* _Given entries_
>>

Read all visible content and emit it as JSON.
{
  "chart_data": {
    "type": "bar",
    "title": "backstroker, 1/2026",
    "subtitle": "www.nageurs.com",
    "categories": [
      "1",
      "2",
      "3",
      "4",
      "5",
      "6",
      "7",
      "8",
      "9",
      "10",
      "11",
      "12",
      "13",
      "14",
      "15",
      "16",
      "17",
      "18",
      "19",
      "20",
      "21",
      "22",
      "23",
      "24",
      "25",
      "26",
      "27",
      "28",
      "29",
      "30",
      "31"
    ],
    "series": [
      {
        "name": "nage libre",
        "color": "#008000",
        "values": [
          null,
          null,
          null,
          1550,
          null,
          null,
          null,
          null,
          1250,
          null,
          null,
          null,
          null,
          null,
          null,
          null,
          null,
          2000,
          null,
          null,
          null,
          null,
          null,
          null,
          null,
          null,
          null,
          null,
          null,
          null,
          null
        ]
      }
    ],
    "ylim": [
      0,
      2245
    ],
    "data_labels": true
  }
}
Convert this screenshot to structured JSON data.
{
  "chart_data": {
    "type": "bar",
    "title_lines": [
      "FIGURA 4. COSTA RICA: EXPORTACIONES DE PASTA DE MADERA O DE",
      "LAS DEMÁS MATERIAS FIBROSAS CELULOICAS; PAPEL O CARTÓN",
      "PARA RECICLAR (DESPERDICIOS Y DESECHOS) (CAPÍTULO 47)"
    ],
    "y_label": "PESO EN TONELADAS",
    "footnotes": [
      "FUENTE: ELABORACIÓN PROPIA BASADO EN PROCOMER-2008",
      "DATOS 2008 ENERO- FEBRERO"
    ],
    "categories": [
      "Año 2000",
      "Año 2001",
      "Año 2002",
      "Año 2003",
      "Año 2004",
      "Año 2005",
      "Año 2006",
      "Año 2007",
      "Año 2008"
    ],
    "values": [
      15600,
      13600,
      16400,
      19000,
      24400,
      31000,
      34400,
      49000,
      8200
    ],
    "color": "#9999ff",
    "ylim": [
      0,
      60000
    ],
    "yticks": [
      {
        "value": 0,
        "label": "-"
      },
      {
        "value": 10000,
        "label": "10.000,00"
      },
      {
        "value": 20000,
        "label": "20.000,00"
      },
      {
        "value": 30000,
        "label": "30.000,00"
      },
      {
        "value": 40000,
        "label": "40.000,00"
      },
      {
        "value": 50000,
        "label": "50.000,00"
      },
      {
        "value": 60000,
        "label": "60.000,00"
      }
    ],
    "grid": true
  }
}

<<

* _What the exercise asks_
Reproduce each record shown above without altering a single word.

* _Result for this exercise_
Read all visible content and emit it as JSON.
{
  "chart_data": {
    "type": "bar",
    "title": "backstroker, 1/2026",
    "subtitle": "www.nageurs.com",
    "categories": [
      "1",
      "2",
      "3",
      "4",
      "5",
      "6",
      "7",
      "8",
      "9",
      "10",
      "11",
      "12",
      "13",
      "14",
      "15",
      "16",
      "17",
      "18",
      "19",
      "20",
      "21",
      "22",
      "23",
      "24",
      "25",
      "26",
      "27",
      "28",
      "29",
      "30",
      "31"
    ],
    "series": [
      {
        "name": "nage libre",
        "color": "#008000",
        "values": [
          null,
          null,
          null,
          1550,
          null,
          null,
          null,
          null,
          1250,
          null,
          null,
          null,
          null,
          null,
          null,
          null,
          null,
          2000,
          null,
          null,
          null,
          null,
          null,
          null,
          null,
          null,
          null,
          null,
          null,
          null,
          null
        ]
      }
    ],
    "ylim": [
      0,
      2245
    ],
    "data_labels": true
  }
}
Convert this screenshot to structured JSON data.
{
  "chart_data": {
    "type": "bar",
    "title_lines": [
      "FIGURA 4. COSTA RICA: EXPORTACIONES DE PASTA DE MADERA O DE",
      "LAS DEMÁS MATERIAS FIBROSAS CELULOICAS; PAPEL O CARTÓN",
      "PARA RECICLAR (DESPERDICIOS Y DESECHOS) (CAPÍTULO 47)"
    ],
    "y_label": "PESO EN TONELADAS",
    "footnotes": [
      "FUENTE: ELABORACIÓN PROPIA BASADO EN PROCOMER-2008",
      "DATOS 2008 ENERO- FEBRERO"
    ],
    "categories": [
      "Año 2000",
      "Año 2001",
      "Año 2002",
      "Año 2003",
      "Año 2004",
      "Año 2005",
      "Año 2006",
      "Año 2007",
      "Año 2008"
    ],
    "values": [
      15600,
      13600,
      16400,
      19000,
      24400,
      31000,
      34400,
      49000,
      8200
    ],
    "color": "#9999ff",
    "ylim": [
      0,
      60000
    ],
    "yticks": [
      {
        "value": 0,
        "label": "-"
      },
      {
        "value": 10000,
        "label": "10.000,00"
      },
      {
        "value": 20000,
        "label": "20.000,00"
      },
      {
        "value": 30000,
        "label": "30.000,00"
      },
      {
        "value": 40000,
        "label": "40.000,00"
      },
      {
        "value": 50000,
        "label": "50.000,00"
      },
      {
        "value": 60000,
        "label": "60.000,00"
      }
    ],
    "grid": true
  }
}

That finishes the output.